[Dataset entries on figures]
-----
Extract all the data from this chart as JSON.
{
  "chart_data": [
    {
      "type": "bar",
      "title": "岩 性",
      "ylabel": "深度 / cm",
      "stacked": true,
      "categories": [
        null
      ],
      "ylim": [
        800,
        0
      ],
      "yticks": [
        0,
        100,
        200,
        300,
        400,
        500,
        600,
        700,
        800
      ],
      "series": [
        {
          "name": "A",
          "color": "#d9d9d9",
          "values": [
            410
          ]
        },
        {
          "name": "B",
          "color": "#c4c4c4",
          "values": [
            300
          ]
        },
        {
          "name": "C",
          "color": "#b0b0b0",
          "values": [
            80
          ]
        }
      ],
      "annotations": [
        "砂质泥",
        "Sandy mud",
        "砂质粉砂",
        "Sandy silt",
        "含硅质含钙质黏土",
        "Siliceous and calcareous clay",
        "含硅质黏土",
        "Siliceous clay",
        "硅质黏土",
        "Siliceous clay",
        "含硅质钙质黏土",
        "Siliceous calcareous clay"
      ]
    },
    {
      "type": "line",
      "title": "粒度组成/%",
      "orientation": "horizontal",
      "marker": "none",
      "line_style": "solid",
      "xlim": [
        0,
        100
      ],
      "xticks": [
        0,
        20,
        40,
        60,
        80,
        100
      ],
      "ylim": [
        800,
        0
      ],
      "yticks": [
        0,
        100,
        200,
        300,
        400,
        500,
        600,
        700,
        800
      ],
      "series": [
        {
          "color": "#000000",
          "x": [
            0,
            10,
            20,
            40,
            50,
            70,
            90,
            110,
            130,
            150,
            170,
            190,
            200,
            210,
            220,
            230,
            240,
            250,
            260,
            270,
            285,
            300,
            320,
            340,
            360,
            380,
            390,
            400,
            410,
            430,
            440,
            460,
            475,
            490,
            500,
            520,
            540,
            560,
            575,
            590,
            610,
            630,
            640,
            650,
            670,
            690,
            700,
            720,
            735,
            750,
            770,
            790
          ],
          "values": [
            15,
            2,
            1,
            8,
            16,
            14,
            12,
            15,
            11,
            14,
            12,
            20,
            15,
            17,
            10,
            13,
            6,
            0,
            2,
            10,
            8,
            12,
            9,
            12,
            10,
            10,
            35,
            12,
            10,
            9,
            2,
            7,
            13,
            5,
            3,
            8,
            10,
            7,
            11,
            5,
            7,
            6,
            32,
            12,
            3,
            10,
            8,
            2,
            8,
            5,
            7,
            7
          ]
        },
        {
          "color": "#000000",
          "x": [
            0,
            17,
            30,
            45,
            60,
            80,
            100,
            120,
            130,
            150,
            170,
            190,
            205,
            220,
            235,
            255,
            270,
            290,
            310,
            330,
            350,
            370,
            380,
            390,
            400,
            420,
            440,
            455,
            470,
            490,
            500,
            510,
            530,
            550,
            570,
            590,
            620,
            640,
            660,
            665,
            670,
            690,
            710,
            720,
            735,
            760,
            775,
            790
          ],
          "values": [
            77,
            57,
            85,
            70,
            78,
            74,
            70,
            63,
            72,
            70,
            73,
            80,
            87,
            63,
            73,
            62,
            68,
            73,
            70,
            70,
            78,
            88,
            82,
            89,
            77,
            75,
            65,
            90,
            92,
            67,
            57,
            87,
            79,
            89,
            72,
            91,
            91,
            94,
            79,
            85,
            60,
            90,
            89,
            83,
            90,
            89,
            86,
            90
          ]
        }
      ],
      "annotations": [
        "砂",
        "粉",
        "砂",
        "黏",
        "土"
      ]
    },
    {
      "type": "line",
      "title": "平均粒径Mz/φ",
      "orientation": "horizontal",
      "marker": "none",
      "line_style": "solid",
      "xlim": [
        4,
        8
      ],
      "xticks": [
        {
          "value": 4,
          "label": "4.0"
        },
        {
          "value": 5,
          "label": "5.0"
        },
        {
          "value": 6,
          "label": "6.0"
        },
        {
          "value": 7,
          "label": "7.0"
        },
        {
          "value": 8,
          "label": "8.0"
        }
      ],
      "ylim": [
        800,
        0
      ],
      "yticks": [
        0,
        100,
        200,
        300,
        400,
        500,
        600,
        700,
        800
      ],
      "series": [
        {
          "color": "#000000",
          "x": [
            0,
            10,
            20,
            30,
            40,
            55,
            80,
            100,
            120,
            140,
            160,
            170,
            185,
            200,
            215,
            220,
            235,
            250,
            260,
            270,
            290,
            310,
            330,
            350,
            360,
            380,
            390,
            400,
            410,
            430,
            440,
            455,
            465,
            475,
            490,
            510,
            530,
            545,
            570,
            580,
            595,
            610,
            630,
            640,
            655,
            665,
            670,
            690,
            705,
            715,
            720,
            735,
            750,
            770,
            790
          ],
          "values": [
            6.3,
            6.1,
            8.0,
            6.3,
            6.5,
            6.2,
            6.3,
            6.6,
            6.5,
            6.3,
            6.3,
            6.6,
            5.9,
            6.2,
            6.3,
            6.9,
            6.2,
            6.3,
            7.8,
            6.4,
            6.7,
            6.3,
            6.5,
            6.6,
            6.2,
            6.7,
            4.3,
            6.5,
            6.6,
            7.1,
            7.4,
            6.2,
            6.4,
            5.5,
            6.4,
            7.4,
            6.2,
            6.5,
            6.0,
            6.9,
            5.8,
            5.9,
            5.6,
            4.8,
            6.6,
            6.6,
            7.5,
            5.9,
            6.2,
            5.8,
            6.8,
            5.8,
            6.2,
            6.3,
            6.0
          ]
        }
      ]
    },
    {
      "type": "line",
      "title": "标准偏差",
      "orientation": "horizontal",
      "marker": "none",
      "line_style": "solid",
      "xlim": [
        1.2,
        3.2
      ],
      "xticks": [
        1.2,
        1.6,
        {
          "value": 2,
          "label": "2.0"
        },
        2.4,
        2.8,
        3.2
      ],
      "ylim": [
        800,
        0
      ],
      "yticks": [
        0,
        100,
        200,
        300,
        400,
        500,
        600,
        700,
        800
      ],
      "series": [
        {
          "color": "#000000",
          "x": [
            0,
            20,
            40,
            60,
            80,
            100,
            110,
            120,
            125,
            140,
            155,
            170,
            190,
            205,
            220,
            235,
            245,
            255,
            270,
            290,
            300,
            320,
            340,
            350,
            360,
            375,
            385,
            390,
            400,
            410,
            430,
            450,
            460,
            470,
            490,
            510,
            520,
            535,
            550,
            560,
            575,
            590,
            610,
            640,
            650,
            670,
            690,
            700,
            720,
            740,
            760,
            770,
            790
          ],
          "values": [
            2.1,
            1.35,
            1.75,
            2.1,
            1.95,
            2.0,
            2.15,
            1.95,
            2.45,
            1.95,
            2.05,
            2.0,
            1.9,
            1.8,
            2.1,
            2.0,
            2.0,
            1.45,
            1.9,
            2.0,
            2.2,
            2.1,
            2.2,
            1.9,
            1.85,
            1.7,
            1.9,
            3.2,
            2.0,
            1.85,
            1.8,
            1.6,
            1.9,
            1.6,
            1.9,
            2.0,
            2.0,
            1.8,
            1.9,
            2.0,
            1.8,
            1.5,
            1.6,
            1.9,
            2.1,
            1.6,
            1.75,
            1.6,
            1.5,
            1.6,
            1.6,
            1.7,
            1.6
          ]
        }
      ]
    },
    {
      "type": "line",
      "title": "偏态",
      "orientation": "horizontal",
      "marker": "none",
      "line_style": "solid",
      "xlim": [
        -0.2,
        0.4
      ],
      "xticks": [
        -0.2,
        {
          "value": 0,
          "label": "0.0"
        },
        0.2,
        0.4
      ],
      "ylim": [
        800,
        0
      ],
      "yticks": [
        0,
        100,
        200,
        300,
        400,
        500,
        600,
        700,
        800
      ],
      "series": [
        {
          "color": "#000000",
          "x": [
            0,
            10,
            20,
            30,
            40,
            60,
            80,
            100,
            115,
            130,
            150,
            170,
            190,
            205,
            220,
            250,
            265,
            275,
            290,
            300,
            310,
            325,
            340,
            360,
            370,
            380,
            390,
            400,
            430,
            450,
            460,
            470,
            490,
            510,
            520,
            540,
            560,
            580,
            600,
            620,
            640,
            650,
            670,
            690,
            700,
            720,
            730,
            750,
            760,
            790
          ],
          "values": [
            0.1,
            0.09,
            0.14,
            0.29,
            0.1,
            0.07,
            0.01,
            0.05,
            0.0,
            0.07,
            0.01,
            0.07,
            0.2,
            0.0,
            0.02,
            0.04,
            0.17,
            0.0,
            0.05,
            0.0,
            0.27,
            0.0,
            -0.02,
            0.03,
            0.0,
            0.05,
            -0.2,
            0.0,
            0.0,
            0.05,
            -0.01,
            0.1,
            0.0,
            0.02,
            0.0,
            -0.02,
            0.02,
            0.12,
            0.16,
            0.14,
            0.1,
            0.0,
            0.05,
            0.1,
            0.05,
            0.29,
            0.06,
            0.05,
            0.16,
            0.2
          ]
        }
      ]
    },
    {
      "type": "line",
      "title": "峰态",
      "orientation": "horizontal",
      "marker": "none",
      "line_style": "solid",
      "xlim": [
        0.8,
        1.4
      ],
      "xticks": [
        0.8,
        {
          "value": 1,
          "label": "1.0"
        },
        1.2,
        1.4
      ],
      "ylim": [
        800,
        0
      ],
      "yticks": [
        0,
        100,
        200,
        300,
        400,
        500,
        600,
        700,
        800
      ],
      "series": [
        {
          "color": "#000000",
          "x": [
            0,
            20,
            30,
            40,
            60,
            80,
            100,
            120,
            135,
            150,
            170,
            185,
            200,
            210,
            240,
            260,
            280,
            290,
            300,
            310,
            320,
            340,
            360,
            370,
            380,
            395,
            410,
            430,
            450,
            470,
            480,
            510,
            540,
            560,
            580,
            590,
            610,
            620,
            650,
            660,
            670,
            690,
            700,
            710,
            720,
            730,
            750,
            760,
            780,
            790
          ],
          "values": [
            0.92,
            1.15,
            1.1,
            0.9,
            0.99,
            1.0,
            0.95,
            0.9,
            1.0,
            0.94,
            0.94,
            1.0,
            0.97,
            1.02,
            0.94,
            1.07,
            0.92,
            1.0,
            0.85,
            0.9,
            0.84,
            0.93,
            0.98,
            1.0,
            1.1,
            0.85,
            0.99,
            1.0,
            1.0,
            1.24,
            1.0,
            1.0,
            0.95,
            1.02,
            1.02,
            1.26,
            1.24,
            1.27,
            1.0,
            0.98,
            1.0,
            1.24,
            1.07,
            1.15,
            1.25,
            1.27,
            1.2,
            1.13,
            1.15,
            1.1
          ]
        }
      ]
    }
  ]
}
-----
STATED GOAL
Identify the lines of the data that contain the word "clay". Copy each of them.

THE OUTPUT
        "Siliceous and calcareous clay",
        "Siliceous clay",
        "Siliceous clay",
        "Siliceous calcareous clay"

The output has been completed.